# Extracted records:
----

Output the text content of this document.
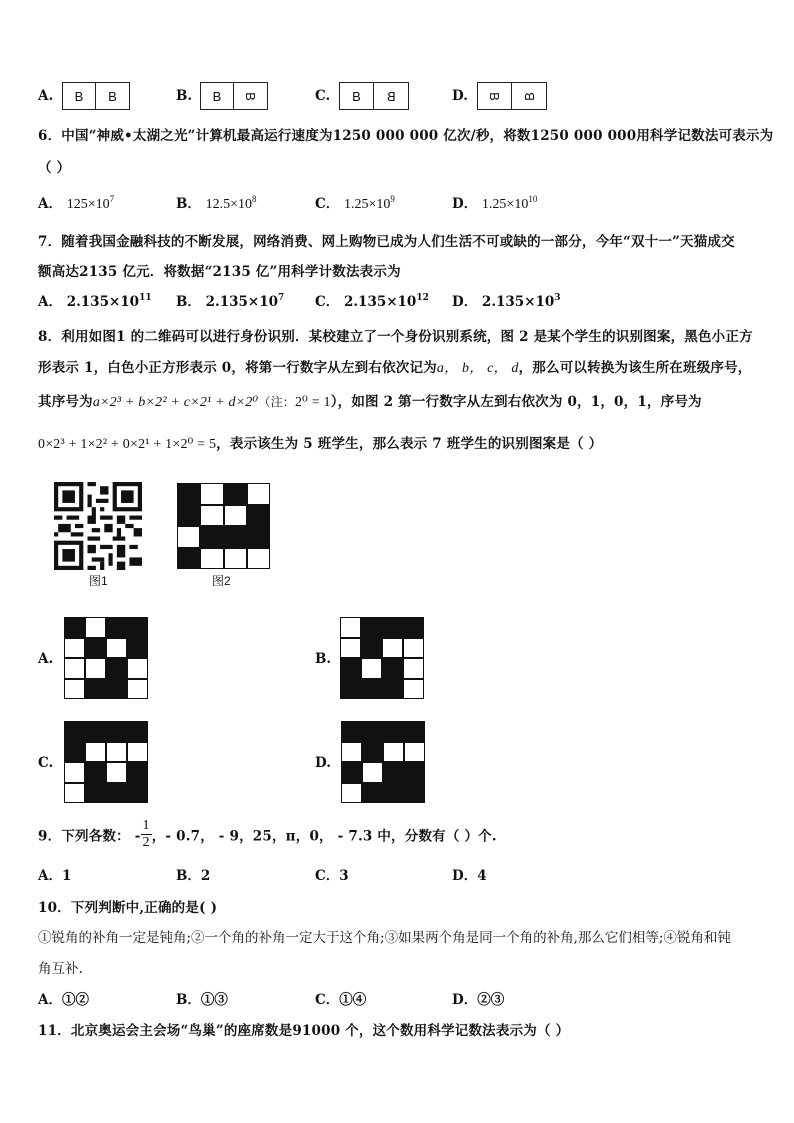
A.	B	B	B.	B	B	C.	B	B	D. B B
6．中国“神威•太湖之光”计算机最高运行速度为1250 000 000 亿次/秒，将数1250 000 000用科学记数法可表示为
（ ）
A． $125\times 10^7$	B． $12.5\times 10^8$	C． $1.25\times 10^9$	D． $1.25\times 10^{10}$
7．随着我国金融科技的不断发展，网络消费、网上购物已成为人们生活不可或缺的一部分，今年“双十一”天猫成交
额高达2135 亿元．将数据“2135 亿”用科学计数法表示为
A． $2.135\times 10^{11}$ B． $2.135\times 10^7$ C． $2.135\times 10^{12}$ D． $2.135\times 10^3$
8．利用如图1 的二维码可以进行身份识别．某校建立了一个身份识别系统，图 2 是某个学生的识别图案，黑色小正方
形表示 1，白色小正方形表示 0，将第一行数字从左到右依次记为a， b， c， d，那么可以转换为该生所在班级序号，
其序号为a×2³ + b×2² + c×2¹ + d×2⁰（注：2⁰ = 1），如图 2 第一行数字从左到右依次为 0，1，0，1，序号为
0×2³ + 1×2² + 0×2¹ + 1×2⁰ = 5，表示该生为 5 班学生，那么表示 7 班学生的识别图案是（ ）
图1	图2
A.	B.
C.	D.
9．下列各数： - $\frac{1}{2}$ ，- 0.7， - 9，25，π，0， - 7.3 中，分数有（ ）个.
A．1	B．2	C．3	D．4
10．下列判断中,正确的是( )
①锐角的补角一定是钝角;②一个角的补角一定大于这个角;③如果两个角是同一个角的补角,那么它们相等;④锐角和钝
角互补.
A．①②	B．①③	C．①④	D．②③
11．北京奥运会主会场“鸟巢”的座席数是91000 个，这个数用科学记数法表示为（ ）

----

# Given problem:
Determine the count of lines in the data above with the string "times" in them, and give that count alone.

# Solved problem:
2